* DIRECTIONS:
The answer should be a single number: how many lines of the entries below hold the word "гипертензия".

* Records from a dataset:

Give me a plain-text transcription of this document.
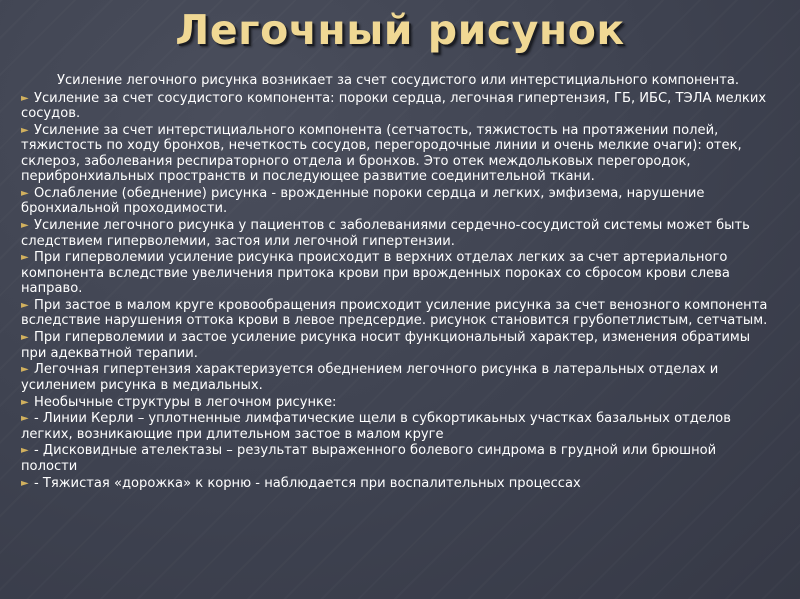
Легочный рисунок

Усиление легочного рисунка возникает за счет сосудистого или интерстициального компонента.

► Усиление за счет сосудистого компонента: пороки сердца, легочная гипертензия, ГБ, ИБС, ТЭЛА мелких сосудов.
► Усиление за счет интерстициального компонента (сетчатость, тяжистость на протяжении полей, тяжистость по ходу бронхов, нечеткость сосудов, перегородочные линии и очень мелкие очаги): отек, склероз, заболевания респираторного отдела и бронхов. Это отек междольковых перегородок, перибронхиальных пространств и последующее развитие соединительной ткани.
► Ослабление (обеднение) рисунка - врожденные пороки сердца и легких, эмфизема, нарушение бронхиальной проходимости.
► Усиление легочного рисунка у пациентов с заболеваниями сердечно-сосудистой системы может быть следствием гиперволемии, застоя или легочной гипертензии.
► При гиперволемии усиление рисунка происходит в верхних отделах легких за счет артериального компонента вследствие увеличения притока крови при врожденных пороках со сбросом крови слева направо.
► При застое в малом круге кровообращения происходит усиление рисунка за счет венозного компонента вследствие нарушения оттока крови в левое предсердие. рисунок становится грубопетлистым, сетчатым.
► При гиперволемии и застое усиление рисунка носит функциональный характер, изменения обратимы при адекватной терапии.
► Легочная гипертензия характеризуется обеднением легочного рисунка в латеральных отделах и усилением рисунка в медиальных.
► Необычные структуры в легочном рисунке:
► - Линии Керли – уплотненные лимфатические щели в субкортикаьных участках базальных отделов легких, возникающие при длительном застое в малом круге
► - Дисковидные ателектазы – результат выраженного болевого синдрома в грудной или брюшной полости
► - Тяжистая «дорожка» к корню - наблюдается при воспалительных процессах
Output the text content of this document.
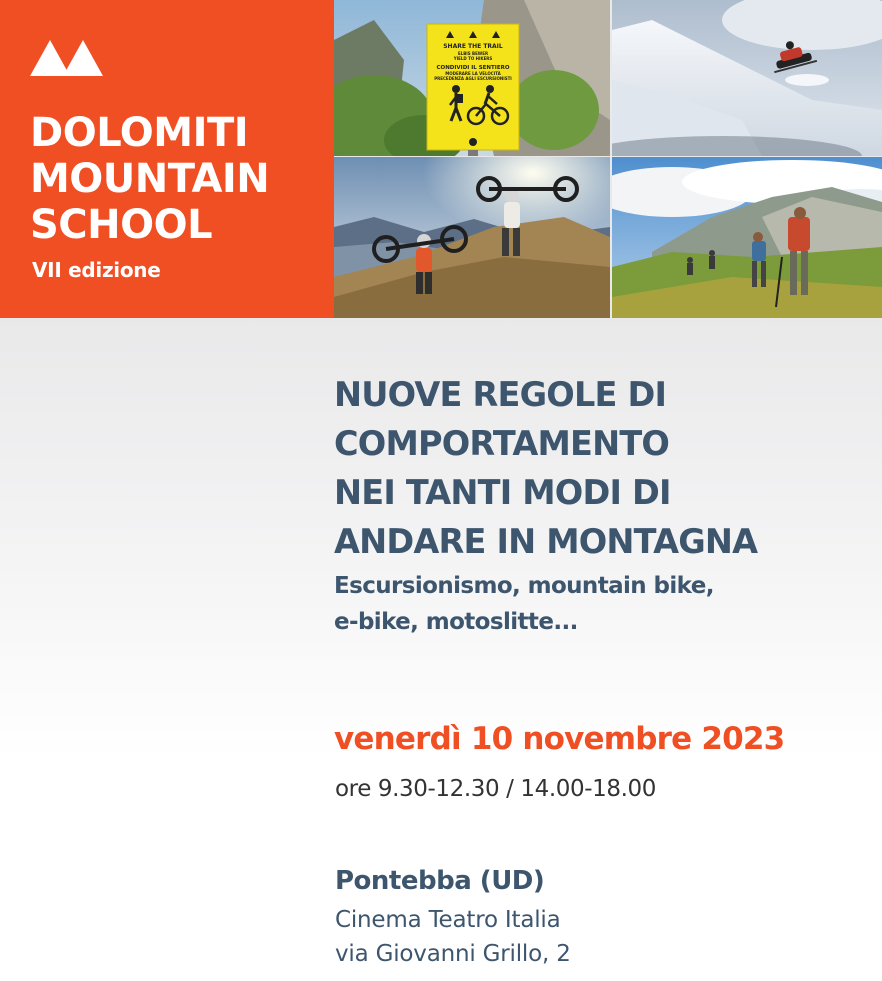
DOLOMITI
MOUNTAIN
SCHOOL
VII edizione
SHARE THE TRAIL
ELBIS BEWER
YIELD TO HIKERS
CONDIVIDI IL SENTIERO
MODERARE LA VELOCITÀ
PRECEDENZA AGLI ESCURSIONISTI
NUOVE REGOLE DI
COMPORTAMENTO
NEI TANTI MODI DI
ANDARE IN MONTAGNA

Escursionismo, mountain bike,
e-bike, motoslitte...

venerdì 10 novembre 2023
ore 9.30-12.30 / 14.00-18.00
Pontebba (UD)
Cinema Teatro Italia
via Giovanni Grillo, 2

* TASK RESPONSE:
2